[Supplied text — start]


  • The Group Began As An Offshoot Of Thériault's Church And Was Initially Non-Violent

    During a hike in the woods in 1977, Roch Thériault claimed that he heard and saw God's presence, and as a result, he moved the Ant Hill Kids to a more remote part of Quebec that he allegedly believed to be holy land. His group of followers quit their jobs and opened a health food store known as the Healthy Living Clinic. Group members also began wearing identical tunics around this time as a symbol of equality among members.

    Thériault was later kicked out of the Seventh-day Adventist Church in April 1978. At this time, he instituted new beliefs and rules within his cult that were the start of his own religion. He called himself Moïse, after the biblical prophet Moses, and assigned the group's women more biblical-sounding names.

    He told his followers the world would end in February 1979 and that they would leave Earth together. No one was allowed to leave the group, and if any member committed an infraction, Thériault would reportedly fly into a rage and punish the offender.

  • Thériault Had Multiple Wives And 26 Children

    In 1967, Thériault married his first wife, Francine Grenier, when she was 17 and he was 21. The couple had two children together, but their marriage quickly deteriorated due to Thériault's health issues and alcohol abuse. Grenier filed for divorce, and at this time, Thériault became more active in the Seventh-day Adventist Church.

    As Thériault grew the Ant Hill Kids, he reportedly made all nine of the women in the group his wives and had over 20 children with them. Even after being sentenced to life in prison, Thériault would have conjugal visits with the few women who remained devoted to him. During his time in prison, Thériault had four children by two different women.

  • Thériault Isolated His Followers And Forced Them To Marry One Another

    Following the Ant Hill Kids' move to a remote area in Quebec, Thériault began instituting new rules within the group. He forced his followers to perform massive amounts of physical labor to build the homestead, and members would often go hungry, leading to intense exhaustion.

    Thériault also forced his followers to cut off all contact with their families, which further isolated them in the Canadian wilderness. As Thériault became more paranoid, he refused to let members speak to one another.

    After isolating cult members, Thériault ordered them to marry one another, even though they weren't in existing relationships. Thériault himself performed the marriage ceremonies, which were not legally binding. These marriages were apparently a way of asserting dominance over women in the group. In later years, couples could only have sex if they received permission from Thériault.

  • Families Of The Cult Members Begged For Police Intervention, But To No Avail

    Family members of the Ant Hill Kids, unable to make contact with their loved ones, continually asked police to go investigate Thériault's commune. Not until the mid-1980s did an investigation result in the removal of 17 children from the commune.

    Despite this progress, Thériault reportedly convinced social workers and law enforcement that he was merely a member of a healthy and nature-focused commune that made decisions as a group. During one investigation, a psychiatric evaluation found him to be "normal." One member of law enforcement even argued that the children should be returned to the commune.

  • Thériault Became Increasingly Violent And Inflicted Cruel Punishments On His Followers

    As time went on, Thériault became increasingly abusive. He would hit, kick, and urinate on his followers. He would also force members to cut off each other's fingers and toes to prove their loyalty to him. Members even had to break their own legs with sledgehammers as punishment for various infractions.

    Following a 1987 police investigation of the cult, Thériault began performing "purification" ceremonies on members, which involved whipping them while they were naked. These examples represent only some of the abuse incurred at the Ant Hill Kids commune.

    In addition to the physical abuse practiced within the cult, two of Thériault's followers died after receiving homeopathic treatments from him for their health issues.

[Supplied text — finish]
[The data — start]

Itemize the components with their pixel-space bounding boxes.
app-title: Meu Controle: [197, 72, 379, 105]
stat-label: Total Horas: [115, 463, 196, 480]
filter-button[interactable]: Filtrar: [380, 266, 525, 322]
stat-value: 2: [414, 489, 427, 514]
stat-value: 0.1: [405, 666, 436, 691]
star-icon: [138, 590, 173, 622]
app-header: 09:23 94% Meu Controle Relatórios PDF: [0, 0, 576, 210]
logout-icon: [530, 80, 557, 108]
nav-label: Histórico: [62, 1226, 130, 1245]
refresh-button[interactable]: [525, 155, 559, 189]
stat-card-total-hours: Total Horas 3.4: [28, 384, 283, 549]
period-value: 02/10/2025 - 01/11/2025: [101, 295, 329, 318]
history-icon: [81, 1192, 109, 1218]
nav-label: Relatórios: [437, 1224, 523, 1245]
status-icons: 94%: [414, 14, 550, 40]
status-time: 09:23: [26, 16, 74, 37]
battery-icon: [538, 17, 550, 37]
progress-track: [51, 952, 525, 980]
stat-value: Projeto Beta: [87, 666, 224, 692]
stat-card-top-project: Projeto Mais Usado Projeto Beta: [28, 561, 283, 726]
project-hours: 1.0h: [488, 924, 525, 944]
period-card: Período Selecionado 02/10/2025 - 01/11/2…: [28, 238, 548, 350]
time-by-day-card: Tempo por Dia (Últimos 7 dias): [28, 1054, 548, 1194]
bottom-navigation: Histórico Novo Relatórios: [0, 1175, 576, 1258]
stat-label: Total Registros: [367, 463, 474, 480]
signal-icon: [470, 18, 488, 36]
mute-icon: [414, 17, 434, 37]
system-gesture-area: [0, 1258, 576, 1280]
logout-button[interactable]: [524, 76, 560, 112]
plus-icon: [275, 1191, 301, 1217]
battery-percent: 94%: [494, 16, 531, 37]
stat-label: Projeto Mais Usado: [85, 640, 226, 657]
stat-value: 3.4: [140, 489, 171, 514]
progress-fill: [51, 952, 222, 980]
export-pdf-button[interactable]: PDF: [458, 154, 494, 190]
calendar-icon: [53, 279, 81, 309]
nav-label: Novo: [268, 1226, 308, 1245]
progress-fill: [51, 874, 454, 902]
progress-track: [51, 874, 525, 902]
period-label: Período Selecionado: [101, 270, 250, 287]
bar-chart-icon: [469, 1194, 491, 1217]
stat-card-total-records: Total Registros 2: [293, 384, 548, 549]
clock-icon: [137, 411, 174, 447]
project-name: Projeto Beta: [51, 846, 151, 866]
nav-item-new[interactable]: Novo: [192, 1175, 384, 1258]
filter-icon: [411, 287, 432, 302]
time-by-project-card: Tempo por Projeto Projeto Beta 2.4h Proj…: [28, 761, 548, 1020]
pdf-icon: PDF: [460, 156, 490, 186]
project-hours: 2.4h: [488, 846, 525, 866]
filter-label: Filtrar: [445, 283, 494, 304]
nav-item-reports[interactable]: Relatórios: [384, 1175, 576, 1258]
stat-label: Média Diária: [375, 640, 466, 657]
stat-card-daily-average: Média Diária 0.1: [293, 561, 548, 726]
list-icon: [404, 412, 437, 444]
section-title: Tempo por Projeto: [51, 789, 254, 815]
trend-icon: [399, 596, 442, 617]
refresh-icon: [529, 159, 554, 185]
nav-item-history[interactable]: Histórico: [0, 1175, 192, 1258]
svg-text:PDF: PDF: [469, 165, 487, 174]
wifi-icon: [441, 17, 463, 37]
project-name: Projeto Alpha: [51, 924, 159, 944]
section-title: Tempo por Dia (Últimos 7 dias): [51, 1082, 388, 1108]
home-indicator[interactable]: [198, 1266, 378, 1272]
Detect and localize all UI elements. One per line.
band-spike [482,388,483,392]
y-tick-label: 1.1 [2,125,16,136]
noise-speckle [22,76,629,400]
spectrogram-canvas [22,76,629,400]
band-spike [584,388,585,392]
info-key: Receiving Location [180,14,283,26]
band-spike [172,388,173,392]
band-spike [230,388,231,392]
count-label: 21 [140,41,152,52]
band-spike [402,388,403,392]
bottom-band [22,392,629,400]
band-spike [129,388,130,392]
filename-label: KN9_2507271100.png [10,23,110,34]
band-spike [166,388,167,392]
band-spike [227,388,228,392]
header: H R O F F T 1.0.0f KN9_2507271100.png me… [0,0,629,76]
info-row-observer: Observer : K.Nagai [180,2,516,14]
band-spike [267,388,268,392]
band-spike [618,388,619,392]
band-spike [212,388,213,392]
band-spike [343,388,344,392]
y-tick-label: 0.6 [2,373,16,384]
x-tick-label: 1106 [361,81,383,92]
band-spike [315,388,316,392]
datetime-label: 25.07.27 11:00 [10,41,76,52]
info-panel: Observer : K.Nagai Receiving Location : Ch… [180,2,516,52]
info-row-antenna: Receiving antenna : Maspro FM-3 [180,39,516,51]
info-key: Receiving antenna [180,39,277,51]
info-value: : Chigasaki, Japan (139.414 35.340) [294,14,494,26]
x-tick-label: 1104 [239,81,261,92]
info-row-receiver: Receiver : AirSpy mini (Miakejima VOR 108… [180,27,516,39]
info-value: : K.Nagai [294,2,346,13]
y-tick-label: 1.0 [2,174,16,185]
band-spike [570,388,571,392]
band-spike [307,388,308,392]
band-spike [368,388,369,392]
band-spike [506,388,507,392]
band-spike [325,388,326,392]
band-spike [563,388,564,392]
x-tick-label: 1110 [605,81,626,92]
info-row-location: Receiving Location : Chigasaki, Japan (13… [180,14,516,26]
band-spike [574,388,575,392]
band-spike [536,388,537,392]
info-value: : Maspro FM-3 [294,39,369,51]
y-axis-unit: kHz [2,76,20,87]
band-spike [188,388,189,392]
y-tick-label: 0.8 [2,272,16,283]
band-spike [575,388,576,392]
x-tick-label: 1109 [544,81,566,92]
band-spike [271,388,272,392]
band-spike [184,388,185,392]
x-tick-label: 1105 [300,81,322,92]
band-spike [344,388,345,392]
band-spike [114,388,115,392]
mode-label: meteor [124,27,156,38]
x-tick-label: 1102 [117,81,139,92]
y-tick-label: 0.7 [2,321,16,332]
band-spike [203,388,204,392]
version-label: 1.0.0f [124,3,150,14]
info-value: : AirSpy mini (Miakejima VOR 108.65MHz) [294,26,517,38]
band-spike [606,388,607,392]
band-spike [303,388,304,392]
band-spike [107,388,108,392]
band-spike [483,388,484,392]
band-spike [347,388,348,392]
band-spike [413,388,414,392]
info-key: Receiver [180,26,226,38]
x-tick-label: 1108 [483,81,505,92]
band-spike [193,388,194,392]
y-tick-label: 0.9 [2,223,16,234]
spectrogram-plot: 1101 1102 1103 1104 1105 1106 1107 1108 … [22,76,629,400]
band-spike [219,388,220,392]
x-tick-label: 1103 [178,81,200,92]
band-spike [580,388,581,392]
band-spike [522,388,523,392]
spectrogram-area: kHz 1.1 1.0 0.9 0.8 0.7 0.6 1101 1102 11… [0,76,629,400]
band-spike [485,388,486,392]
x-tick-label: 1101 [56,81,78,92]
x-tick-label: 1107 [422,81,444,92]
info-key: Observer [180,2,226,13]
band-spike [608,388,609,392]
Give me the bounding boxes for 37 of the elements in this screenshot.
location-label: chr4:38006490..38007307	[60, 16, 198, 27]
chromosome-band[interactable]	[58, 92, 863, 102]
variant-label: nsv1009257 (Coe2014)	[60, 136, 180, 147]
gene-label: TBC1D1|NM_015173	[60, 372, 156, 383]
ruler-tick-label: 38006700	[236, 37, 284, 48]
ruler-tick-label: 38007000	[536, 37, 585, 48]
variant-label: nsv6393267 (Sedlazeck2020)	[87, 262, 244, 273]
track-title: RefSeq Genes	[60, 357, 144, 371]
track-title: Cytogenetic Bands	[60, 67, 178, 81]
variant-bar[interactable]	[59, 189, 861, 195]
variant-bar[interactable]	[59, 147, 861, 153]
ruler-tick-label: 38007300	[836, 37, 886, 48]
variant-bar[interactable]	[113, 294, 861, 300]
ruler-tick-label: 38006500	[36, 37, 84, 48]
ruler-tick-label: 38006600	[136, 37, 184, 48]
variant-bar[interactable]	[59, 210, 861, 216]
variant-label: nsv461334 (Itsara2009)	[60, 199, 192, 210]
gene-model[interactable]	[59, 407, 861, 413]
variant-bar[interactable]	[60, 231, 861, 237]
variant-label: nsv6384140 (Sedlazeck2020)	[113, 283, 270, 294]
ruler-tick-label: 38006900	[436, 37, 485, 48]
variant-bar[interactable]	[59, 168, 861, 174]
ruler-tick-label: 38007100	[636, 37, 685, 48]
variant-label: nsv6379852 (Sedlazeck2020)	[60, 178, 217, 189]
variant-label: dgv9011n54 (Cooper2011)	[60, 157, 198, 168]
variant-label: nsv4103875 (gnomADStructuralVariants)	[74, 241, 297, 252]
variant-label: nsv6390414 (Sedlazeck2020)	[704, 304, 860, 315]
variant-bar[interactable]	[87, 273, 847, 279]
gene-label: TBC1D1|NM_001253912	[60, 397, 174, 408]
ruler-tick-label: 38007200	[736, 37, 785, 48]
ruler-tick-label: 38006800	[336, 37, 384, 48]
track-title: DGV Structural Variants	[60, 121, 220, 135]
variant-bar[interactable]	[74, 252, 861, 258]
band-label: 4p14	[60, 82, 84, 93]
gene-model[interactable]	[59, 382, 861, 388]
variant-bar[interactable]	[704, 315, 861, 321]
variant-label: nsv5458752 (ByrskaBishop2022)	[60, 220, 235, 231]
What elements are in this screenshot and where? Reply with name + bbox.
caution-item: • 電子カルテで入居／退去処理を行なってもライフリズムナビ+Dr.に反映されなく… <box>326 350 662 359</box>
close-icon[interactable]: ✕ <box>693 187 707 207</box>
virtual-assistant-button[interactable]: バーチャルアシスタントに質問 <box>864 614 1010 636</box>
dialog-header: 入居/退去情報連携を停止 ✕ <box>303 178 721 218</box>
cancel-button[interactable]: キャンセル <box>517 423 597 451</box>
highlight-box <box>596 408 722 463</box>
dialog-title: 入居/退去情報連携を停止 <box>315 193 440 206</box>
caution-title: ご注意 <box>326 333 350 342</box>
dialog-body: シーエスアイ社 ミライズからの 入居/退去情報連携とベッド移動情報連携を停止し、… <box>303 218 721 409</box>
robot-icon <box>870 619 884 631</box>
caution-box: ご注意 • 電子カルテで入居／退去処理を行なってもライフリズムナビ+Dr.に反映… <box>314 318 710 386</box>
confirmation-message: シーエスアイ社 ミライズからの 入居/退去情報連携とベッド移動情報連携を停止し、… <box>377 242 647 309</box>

[The data — finish]

-- Problems and tasks --
(A) Using the passage about the Ant Hill Kids, answer each question briefly.
(i) In what month and year was Thériault expelled from the Seventh-day Adventist Church?
(ii) How old was Francine Grenier when she married Thériault?
(iii) How many children were removed from the commune after the mid-1980s investigation?
(B) Decide whether each statement agrees with the passage about the Ant Hill Kids. Answer yes or no, and quote the words that decide it.
(i) Members wore identical tunics to show equality among themselves.
(ii) The marriages Thériault performed among his followers were legally binding.
(iii) A psychiatric evaluation during an investigation judged Thériault to be mentally ill.

-- Exercise solutions --
(A)
(i) April 1978
(ii) 17
(iii) 17

(B)
(i) Yes: "Group members also began wearing identical tunics around this time as a symbol of equality among members."
(ii) No: "Thériault himself performed the marriage ceremonies, which were not legally binding."
(iii) No: "During one investigation, a psychiatric evaluation found him to be "normal.""